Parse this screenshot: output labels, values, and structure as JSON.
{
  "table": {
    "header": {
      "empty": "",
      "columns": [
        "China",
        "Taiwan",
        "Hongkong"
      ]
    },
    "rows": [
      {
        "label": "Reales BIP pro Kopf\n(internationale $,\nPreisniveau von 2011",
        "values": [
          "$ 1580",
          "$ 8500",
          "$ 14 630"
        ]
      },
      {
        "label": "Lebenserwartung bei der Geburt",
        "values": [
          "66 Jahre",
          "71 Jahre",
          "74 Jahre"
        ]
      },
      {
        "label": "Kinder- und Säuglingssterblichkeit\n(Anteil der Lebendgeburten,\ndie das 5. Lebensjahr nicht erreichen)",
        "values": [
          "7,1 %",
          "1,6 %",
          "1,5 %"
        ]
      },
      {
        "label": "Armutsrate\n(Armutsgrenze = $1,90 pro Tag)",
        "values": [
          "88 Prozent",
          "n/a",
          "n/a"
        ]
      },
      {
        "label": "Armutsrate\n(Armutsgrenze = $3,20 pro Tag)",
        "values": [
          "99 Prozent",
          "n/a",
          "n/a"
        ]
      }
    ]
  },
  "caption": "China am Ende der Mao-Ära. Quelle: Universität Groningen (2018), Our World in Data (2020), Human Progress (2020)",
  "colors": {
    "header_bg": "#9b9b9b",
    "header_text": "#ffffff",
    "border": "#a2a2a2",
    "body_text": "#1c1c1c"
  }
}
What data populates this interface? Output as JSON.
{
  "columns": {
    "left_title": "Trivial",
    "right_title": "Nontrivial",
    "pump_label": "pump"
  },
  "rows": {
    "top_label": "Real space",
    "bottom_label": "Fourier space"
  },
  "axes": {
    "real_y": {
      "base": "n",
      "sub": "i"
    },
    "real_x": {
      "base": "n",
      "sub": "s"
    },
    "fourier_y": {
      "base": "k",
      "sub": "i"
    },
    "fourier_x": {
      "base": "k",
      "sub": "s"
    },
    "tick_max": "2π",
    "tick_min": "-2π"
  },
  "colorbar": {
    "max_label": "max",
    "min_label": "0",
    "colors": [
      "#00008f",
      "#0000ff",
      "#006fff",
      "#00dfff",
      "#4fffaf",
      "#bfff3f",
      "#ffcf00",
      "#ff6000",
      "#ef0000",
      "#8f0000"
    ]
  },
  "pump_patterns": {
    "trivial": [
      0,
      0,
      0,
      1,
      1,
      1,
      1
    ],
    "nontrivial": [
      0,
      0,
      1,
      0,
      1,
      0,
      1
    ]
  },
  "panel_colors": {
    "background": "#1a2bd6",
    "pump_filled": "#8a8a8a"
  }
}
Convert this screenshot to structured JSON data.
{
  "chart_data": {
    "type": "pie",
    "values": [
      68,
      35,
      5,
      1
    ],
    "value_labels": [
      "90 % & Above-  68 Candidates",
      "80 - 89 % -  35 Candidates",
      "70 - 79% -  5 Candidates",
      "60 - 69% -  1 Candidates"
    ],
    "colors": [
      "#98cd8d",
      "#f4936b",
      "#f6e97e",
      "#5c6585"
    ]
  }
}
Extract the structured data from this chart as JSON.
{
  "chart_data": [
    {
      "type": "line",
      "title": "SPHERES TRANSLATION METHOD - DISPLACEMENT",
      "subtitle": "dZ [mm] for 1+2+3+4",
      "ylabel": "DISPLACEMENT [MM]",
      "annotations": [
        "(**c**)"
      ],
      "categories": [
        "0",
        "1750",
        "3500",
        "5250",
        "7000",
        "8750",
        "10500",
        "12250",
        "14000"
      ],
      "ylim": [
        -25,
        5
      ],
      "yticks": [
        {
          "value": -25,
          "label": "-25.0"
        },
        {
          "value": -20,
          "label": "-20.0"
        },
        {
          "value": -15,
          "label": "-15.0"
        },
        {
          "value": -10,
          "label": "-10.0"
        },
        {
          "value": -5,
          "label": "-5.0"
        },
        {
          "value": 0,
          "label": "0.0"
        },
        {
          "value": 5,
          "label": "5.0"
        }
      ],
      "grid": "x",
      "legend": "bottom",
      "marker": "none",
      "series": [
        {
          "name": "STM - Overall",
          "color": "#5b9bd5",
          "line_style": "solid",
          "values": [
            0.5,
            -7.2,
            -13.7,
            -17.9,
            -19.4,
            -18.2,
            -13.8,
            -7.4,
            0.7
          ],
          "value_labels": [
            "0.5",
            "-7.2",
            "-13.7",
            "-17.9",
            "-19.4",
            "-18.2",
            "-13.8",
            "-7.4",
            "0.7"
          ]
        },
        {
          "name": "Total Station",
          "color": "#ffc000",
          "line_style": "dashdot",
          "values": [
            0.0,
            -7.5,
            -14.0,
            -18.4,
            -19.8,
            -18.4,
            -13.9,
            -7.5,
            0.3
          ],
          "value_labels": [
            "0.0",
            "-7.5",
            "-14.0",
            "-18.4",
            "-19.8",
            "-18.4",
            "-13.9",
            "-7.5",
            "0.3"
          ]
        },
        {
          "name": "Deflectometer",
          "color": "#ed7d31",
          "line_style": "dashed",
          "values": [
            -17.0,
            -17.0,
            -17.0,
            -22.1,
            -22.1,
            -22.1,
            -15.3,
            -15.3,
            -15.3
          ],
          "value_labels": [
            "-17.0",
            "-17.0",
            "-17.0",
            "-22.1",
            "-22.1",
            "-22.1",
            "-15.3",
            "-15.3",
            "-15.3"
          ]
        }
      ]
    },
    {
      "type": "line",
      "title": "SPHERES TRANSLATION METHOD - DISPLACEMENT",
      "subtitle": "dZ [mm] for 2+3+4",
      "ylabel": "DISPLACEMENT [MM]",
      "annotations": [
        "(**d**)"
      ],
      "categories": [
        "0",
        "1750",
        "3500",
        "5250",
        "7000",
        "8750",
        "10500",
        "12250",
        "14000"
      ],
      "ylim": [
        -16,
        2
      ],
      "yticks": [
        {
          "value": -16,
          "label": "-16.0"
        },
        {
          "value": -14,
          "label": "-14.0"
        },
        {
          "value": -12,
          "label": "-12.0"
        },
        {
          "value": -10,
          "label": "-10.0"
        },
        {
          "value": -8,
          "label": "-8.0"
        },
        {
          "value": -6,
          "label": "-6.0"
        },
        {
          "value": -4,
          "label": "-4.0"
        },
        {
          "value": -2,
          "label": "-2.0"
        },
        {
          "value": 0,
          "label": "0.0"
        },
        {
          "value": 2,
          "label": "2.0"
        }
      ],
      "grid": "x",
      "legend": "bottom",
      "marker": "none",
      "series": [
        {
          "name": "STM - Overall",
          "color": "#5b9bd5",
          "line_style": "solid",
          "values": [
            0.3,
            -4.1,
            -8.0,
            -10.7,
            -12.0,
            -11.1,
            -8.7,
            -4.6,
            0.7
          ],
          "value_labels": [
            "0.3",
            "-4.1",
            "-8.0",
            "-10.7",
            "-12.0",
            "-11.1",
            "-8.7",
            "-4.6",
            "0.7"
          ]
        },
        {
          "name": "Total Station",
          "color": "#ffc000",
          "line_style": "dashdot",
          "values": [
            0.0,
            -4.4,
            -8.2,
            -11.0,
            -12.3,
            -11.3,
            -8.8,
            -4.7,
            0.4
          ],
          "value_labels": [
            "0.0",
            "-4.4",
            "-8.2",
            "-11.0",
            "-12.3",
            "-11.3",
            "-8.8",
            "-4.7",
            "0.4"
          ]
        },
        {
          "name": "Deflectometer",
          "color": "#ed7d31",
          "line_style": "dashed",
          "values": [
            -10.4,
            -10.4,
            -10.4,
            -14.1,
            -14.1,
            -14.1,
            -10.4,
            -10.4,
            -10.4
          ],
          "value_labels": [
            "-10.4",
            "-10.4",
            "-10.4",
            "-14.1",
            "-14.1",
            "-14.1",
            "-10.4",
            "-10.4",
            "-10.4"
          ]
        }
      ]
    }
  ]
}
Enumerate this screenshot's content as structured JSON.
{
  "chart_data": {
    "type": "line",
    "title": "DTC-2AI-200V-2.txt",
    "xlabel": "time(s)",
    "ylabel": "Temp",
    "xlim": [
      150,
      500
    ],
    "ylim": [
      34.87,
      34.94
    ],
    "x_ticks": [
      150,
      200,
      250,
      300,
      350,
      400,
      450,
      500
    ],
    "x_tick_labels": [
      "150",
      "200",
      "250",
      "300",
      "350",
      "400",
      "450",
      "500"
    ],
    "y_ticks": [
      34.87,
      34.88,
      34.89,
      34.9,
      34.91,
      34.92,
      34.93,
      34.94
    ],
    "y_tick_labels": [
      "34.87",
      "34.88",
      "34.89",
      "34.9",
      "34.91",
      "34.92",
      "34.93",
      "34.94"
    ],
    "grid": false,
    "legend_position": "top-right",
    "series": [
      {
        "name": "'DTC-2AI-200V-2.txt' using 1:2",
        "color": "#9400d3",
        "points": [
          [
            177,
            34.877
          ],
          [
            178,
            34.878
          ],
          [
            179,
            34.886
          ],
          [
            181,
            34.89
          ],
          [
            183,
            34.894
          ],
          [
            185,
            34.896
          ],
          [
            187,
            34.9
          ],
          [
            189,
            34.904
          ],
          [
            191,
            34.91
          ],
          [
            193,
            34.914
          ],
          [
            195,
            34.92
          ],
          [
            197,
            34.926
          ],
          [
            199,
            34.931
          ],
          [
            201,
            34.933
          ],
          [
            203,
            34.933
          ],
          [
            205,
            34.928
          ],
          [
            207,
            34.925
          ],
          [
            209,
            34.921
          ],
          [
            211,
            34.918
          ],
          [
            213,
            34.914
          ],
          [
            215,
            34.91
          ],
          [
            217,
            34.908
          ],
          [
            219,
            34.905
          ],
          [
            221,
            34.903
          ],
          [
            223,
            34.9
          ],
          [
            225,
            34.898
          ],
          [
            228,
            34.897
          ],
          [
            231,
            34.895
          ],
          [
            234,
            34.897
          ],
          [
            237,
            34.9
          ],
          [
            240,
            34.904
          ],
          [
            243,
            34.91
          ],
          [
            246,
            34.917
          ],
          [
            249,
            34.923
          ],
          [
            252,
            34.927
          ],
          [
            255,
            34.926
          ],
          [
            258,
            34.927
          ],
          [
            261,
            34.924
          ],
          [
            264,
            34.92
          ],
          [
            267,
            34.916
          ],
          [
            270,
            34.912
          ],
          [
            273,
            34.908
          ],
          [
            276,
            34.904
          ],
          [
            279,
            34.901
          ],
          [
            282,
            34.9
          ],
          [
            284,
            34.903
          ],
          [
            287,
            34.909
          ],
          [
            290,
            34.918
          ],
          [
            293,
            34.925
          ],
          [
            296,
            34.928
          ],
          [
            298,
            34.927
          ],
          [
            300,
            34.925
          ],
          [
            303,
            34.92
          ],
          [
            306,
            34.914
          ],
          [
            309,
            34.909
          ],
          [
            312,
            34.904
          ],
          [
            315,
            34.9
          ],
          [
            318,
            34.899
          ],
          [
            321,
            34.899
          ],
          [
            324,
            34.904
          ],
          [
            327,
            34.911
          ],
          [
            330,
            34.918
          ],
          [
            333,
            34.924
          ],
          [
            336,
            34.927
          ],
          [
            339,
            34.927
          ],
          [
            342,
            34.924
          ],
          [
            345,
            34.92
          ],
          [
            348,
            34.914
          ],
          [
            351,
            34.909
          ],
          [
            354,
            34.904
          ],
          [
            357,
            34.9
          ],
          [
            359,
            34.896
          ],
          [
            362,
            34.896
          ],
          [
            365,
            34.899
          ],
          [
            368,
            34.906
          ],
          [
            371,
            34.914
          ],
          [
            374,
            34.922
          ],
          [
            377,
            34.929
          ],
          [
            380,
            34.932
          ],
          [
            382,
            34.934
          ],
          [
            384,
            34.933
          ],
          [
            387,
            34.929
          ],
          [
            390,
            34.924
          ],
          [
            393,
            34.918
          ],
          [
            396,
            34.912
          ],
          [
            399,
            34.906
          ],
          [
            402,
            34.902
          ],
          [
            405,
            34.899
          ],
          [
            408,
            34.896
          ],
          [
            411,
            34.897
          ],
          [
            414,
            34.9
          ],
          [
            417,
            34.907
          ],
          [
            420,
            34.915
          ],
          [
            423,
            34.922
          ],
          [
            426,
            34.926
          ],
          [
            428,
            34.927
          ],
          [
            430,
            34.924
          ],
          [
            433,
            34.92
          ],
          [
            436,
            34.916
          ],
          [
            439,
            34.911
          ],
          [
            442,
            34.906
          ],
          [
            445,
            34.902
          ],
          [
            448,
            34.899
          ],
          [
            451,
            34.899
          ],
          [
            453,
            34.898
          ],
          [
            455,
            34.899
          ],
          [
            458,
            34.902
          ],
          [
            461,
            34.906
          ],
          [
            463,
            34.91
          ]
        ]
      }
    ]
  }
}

☆ ☆ ☆

# Objective:
Look through the material above. Copy each line where the word "subtitle" appears.

# Solution to this exercise:
      "subtitle": "dZ [mm] for 1+2+3+4",
      "subtitle": "dZ [mm] for 2+3+4",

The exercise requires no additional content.